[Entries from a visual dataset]
▼

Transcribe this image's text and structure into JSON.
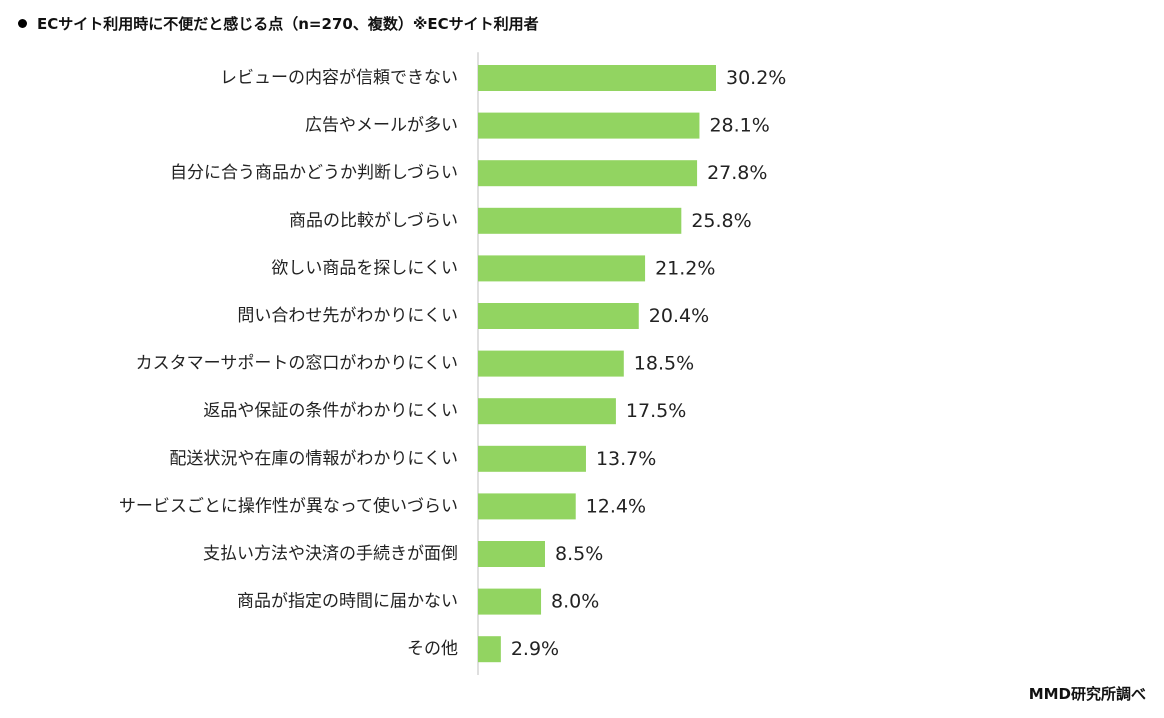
{
  "header": {
    "title": "ECサイト利用時に不便だと感じる点（n=270、複数）※ECサイト利用者"
  },
  "footer": {
    "source": "MMD研究所調べ"
  },
  "colors": {
    "bar": "#92d461",
    "axis": "#bfbfbf"
  },
  "chart_data": {
    "type": "bar",
    "orientation": "horizontal",
    "title": "ECサイト利用時に不便だと感じる点（n=270、複数）※ECサイト利用者",
    "xlabel": "",
    "ylabel": "",
    "xlim": [
      0,
      30.2
    ],
    "grid": false,
    "legend": "none",
    "unit": "%",
    "categories": [
      "レビューの内容が信頼できない",
      "広告やメールが多い",
      "自分に合う商品かどうか判断しづらい",
      "商品の比較がしづらい",
      "欲しい商品を探しにくい",
      "問い合わせ先がわかりにくい",
      "カスタマーサポートの窓口がわかりにくい",
      "返品や保証の条件がわかりにくい",
      "配送状況や在庫の情報がわかりにくい",
      "サービスごとに操作性が異なって使いづらい",
      "支払い方法や決済の手続きが面倒",
      "商品が指定の時間に届かない",
      "その他"
    ],
    "values": [
      30.2,
      28.1,
      27.8,
      25.8,
      21.2,
      20.4,
      18.5,
      17.5,
      13.7,
      12.4,
      8.5,
      8.0,
      2.9
    ],
    "value_labels": [
      "30.2%",
      "28.1%",
      "27.8%",
      "25.8%",
      "21.2%",
      "20.4%",
      "18.5%",
      "17.5%",
      "13.7%",
      "12.4%",
      "8.5%",
      "8.0%",
      "2.9%"
    ]
  }
}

▲

Of all the lines above, how many contain "ECサイト利用時に不便だと感じる点"? Give the number and nothing more.

- _Solution for this task_
2